> _RECORD EXCERPTS_:
▬▬▬
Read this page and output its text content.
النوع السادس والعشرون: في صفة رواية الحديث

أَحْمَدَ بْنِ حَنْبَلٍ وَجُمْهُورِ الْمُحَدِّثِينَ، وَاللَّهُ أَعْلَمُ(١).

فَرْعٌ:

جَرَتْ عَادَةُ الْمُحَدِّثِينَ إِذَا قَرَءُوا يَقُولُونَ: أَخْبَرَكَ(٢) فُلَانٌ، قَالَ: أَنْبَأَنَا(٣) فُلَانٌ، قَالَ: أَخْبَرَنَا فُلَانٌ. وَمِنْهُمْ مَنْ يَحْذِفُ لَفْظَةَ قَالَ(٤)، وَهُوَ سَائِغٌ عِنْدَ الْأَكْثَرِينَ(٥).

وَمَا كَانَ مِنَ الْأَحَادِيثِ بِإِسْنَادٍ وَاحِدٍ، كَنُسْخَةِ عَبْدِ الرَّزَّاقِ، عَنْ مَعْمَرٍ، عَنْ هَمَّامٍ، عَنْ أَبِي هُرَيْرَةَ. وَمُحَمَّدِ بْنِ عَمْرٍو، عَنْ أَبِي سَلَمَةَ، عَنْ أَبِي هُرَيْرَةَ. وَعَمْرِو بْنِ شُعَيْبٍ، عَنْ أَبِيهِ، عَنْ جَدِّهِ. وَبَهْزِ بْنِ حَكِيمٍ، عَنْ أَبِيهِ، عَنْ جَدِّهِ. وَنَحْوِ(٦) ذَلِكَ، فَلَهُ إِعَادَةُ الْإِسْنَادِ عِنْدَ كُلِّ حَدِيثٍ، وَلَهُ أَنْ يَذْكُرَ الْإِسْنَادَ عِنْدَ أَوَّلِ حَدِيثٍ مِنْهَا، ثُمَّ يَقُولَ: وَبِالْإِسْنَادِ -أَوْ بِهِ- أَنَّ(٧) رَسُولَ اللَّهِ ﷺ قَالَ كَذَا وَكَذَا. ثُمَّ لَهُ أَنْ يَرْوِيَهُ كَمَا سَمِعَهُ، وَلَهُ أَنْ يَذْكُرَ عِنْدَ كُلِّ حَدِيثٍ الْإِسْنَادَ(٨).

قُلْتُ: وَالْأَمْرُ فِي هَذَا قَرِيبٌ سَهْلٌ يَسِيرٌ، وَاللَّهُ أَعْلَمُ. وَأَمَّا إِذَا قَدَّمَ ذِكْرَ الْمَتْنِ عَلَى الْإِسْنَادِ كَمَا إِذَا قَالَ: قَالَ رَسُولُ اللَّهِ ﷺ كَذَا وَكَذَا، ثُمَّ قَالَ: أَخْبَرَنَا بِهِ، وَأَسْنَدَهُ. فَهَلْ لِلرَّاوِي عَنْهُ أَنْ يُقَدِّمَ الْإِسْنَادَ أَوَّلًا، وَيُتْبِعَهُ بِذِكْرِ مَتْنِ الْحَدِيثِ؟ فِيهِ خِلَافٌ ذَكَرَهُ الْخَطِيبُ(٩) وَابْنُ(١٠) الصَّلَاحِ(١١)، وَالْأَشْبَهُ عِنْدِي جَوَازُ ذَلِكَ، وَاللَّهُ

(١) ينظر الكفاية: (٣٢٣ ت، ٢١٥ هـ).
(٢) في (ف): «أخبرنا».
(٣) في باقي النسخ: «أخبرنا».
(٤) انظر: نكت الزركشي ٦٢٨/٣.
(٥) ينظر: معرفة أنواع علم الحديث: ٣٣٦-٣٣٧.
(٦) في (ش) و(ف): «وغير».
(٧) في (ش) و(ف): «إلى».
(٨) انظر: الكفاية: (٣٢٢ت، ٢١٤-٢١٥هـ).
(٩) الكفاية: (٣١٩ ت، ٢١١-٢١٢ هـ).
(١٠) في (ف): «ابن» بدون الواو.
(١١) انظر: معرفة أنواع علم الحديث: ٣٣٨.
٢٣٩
▬▬▬
> _PROBLEM REQUIREMENTS_:
Identify how many lines in the entries above include the string "معرفة", then state that number alone.

> _IN RESPONSE_:
2